SHORT TASK: Give the data below again, word for word.

ENTRIES PROVIDED:
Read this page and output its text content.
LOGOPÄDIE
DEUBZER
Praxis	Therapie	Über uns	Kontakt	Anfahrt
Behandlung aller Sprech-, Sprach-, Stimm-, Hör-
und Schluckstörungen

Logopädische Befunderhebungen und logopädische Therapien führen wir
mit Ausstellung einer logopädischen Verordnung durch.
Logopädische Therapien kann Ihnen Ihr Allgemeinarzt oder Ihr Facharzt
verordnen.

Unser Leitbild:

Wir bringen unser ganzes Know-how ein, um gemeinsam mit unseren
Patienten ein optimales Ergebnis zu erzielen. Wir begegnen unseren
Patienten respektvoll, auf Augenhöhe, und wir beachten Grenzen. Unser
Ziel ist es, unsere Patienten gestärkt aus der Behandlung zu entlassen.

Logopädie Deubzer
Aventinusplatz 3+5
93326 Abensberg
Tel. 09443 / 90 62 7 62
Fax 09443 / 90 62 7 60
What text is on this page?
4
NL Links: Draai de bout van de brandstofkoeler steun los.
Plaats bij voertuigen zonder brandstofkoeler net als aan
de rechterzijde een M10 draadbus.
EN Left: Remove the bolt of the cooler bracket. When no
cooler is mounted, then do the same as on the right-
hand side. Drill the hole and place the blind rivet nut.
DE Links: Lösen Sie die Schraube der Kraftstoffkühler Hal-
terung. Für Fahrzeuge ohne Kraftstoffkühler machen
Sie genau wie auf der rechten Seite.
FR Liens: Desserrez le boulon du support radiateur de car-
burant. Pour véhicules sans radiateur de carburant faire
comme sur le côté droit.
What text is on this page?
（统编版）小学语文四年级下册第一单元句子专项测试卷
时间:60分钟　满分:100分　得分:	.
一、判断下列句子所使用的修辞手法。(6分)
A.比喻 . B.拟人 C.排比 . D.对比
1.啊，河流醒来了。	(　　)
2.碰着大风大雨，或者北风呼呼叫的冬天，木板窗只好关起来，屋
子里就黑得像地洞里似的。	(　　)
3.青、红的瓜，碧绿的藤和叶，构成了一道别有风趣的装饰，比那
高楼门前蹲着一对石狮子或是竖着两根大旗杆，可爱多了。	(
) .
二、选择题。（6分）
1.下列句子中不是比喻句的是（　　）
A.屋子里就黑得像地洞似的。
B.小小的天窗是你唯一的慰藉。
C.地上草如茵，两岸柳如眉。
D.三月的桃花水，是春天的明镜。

THE REPLY:
Read this page and output its text content.
LOGOPÄDIE
DEUBZER
Praxis	Therapie	Über uns	Kontakt	Anfahrt
Behandlung aller Sprech-, Sprach-, Stimm-, Hör-
und Schluckstörungen

Logopädische Befunderhebungen und logopädische Therapien führen wir
mit Ausstellung einer logopädischen Verordnung durch.
Logopädische Therapien kann Ihnen Ihr Allgemeinarzt oder Ihr Facharzt
verordnen.

Unser Leitbild:

Wir bringen unser ganzes Know-how ein, um gemeinsam mit unseren
Patienten ein optimales Ergebnis zu erzielen. Wir begegnen unseren
Patienten respektvoll, auf Augenhöhe, und wir beachten Grenzen. Unser
Ziel ist es, unsere Patienten gestärkt aus der Behandlung zu entlassen.

Logopädie Deubzer
Aventinusplatz 3+5
93326 Abensberg
Tel. 09443 / 90 62 7 62
Fax 09443 / 90 62 7 60
What text is on this page?
4
NL Links: Draai de bout van de brandstofkoeler steun los.
Plaats bij voertuigen zonder brandstofkoeler net als aan
de rechterzijde een M10 draadbus.
EN Left: Remove the bolt of the cooler bracket. When no
cooler is mounted, then do the same as on the right-
hand side. Drill the hole and place the blind rivet nut.
DE Links: Lösen Sie die Schraube der Kraftstoffkühler Hal-
terung. Für Fahrzeuge ohne Kraftstoffkühler machen
Sie genau wie auf der rechten Seite.
FR Liens: Desserrez le boulon du support radiateur de car-
burant. Pour véhicules sans radiateur de carburant faire
comme sur le côté droit.
What text is on this page?
（统编版）小学语文四年级下册第一单元句子专项测试卷
时间:60分钟　满分:100分　得分:	.
一、判断下列句子所使用的修辞手法。(6分)
A.比喻 . B.拟人 C.排比 . D.对比
1.啊，河流醒来了。	(　　)
2.碰着大风大雨，或者北风呼呼叫的冬天，木板窗只好关起来，屋
子里就黑得像地洞里似的。	(　　)
3.青、红的瓜，碧绿的藤和叶，构成了一道别有风趣的装饰，比那
高楼门前蹲着一对石狮子或是竖着两根大旗杆，可爱多了。	(
) .
二、选择题。（6分）
1.下列句子中不是比喻句的是（　　）
A.屋子里就黑得像地洞似的。
B.小小的天窗是你唯一的慰藉。
C.地上草如茵，两岸柳如眉。
D.三月的桃花水，是春天的明镜。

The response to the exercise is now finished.